_WRITTEN PROBLEM:_ Copy out every record below exactly as written, but leave out any pictures.
======== RECORDS SHOWN ========
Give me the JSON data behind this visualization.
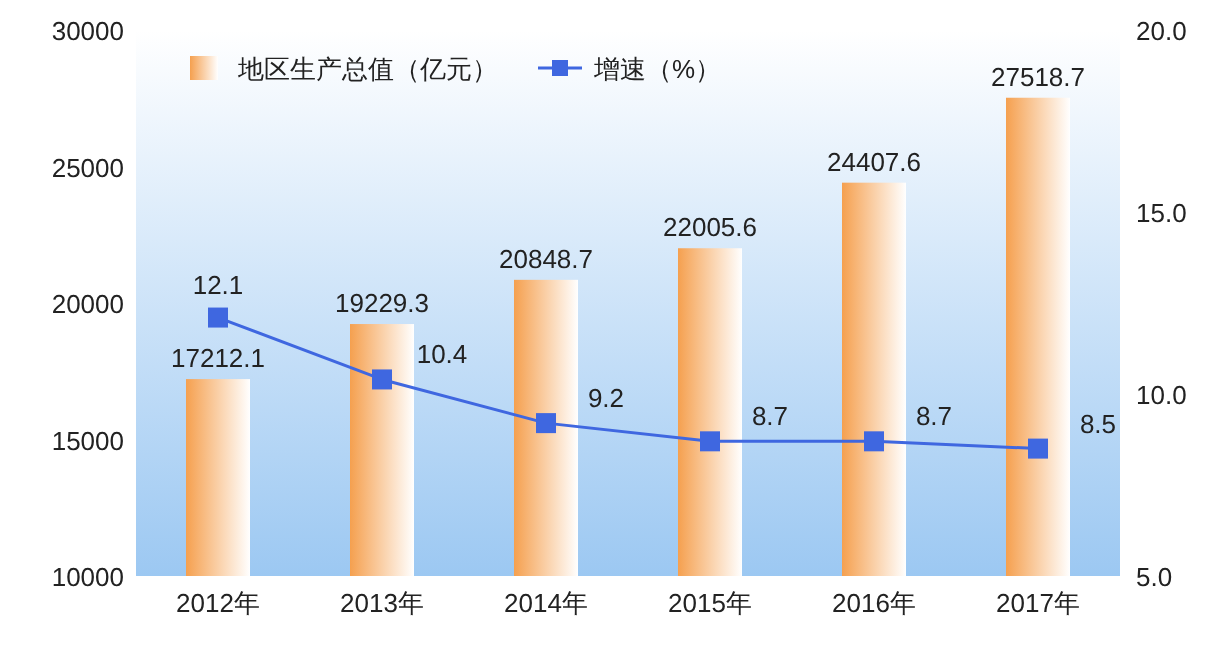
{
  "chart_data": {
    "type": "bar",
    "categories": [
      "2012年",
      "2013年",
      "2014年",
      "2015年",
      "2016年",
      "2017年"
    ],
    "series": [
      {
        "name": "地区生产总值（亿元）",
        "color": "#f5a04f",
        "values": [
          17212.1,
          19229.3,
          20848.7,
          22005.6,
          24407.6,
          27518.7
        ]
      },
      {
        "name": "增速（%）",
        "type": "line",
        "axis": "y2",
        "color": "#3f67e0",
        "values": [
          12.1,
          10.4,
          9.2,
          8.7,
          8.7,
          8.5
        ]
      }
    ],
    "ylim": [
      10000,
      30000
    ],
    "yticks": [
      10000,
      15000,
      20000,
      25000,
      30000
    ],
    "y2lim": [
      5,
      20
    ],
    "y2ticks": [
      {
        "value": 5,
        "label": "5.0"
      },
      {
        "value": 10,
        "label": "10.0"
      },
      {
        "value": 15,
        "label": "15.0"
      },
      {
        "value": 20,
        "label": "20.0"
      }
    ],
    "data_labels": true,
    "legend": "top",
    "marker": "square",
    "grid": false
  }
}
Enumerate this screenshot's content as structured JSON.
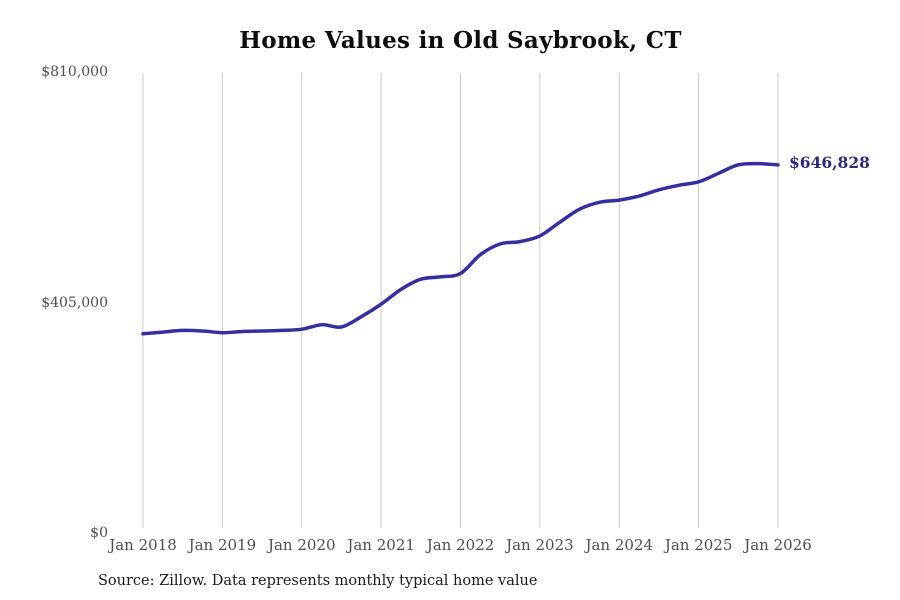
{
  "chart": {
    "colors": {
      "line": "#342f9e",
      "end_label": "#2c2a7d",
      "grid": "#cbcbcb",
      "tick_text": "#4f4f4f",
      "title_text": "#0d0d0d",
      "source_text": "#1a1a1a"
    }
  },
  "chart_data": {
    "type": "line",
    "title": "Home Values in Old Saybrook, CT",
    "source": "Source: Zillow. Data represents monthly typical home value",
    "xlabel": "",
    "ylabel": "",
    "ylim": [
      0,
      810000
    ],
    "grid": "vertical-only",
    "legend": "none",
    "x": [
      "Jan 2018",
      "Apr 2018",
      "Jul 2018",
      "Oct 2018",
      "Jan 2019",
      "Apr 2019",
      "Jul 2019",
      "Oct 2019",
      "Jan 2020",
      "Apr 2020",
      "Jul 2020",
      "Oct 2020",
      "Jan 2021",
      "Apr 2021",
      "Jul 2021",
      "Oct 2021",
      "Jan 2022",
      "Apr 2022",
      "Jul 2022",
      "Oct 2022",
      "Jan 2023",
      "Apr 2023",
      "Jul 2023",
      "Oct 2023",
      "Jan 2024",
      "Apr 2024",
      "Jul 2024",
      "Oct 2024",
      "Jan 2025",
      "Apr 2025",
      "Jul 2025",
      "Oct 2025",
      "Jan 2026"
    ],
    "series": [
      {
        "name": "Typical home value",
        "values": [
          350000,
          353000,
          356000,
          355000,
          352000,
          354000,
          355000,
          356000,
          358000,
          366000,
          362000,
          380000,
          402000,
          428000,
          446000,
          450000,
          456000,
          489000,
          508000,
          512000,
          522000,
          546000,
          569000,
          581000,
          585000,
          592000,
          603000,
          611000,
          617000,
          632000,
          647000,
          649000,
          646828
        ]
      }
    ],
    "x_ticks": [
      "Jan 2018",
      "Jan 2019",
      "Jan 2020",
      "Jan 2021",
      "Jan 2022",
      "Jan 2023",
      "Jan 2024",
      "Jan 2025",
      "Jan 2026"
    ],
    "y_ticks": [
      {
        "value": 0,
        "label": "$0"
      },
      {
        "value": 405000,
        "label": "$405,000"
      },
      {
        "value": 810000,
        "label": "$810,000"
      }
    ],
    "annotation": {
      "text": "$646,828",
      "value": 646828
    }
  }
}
========
_OUTPUT FOR THIS EXERCISE:_
Give me the JSON data behind this visualization.
{
  "chart_data": {
    "type": "bar",
    "categories": [
      "2012年",
      "2013年",
      "2014年",
      "2015年",
      "2016年",
      "2017年"
    ],
    "series": [
      {
        "name": "地区生产总值（亿元）",
        "color": "#f5a04f",
        "values": [
          17212.1,
          19229.3,
          20848.7,
          22005.6,
          24407.6,
          27518.7
        ]
      },
      {
        "name": "增速（%）",
        "type": "line",
        "axis": "y2",
        "color": "#3f67e0",
        "values": [
          12.1,
          10.4,
          9.2,
          8.7,
          8.7,
          8.5
        ]
      }
    ],
    "ylim": [
      10000,
      30000
    ],
    "yticks": [
      10000,
      15000,
      20000,
      25000,
      30000
    ],
    "y2lim": [
      5,
      20
    ],
    "y2ticks": [
      {
        "value": 5,
        "label": "5.0"
      },
      {
        "value": 10,
        "label": "10.0"
      },
      {
        "value": 15,
        "label": "15.0"
      },
      {
        "value": 20,
        "label": "20.0"
      }
    ],
    "data_labels": true,
    "legend": "top",
    "marker": "square",
    "grid": false
  }
}
Enumerate this screenshot's content as structured JSON.
{
  "chart": {
    "colors": {
      "line": "#342f9e",
      "end_label": "#2c2a7d",
      "grid": "#cbcbcb",
      "tick_text": "#4f4f4f",
      "title_text": "#0d0d0d",
      "source_text": "#1a1a1a"
    }
  },
  "chart_data": {
    "type": "line",
    "title": "Home Values in Old Saybrook, CT",
    "source": "Source: Zillow. Data represents monthly typical home value",
    "xlabel": "",
    "ylabel": "",
    "ylim": [
      0,
      810000
    ],
    "grid": "vertical-only",
    "legend": "none",
    "x": [
      "Jan 2018",
      "Apr 2018",
      "Jul 2018",
      "Oct 2018",
      "Jan 2019",
      "Apr 2019",
      "Jul 2019",
      "Oct 2019",
      "Jan 2020",
      "Apr 2020",
      "Jul 2020",
      "Oct 2020",
      "Jan 2021",
      "Apr 2021",
      "Jul 2021",
      "Oct 2021",
      "Jan 2022",
      "Apr 2022",
      "Jul 2022",
      "Oct 2022",
      "Jan 2023",
      "Apr 2023",
      "Jul 2023",
      "Oct 2023",
      "Jan 2024",
      "Apr 2024",
      "Jul 2024",
      "Oct 2024",
      "Jan 2025",
      "Apr 2025",
      "Jul 2025",
      "Oct 2025",
      "Jan 2026"
    ],
    "series": [
      {
        "name": "Typical home value",
        "values": [
          350000,
          353000,
          356000,
          355000,
          352000,
          354000,
          355000,
          356000,
          358000,
          366000,
          362000,
          380000,
          402000,
          428000,
          446000,
          450000,
          456000,
          489000,
          508000,
          512000,
          522000,
          546000,
          569000,
          581000,
          585000,
          592000,
          603000,
          611000,
          617000,
          632000,
          647000,
          649000,
          646828
        ]
      }
    ],
    "x_ticks": [
      "Jan 2018",
      "Jan 2019",
      "Jan 2020",
      "Jan 2021",
      "Jan 2022",
      "Jan 2023",
      "Jan 2024",
      "Jan 2025",
      "Jan 2026"
    ],
    "y_ticks": [
      {
        "value": 0,
        "label": "$0"
      },
      {
        "value": 405000,
        "label": "$405,000"
      },
      {
        "value": 810000,
        "label": "$810,000"
      }
    ],
    "annotation": {
      "text": "$646,828",
      "value": 646828
    }
  }
}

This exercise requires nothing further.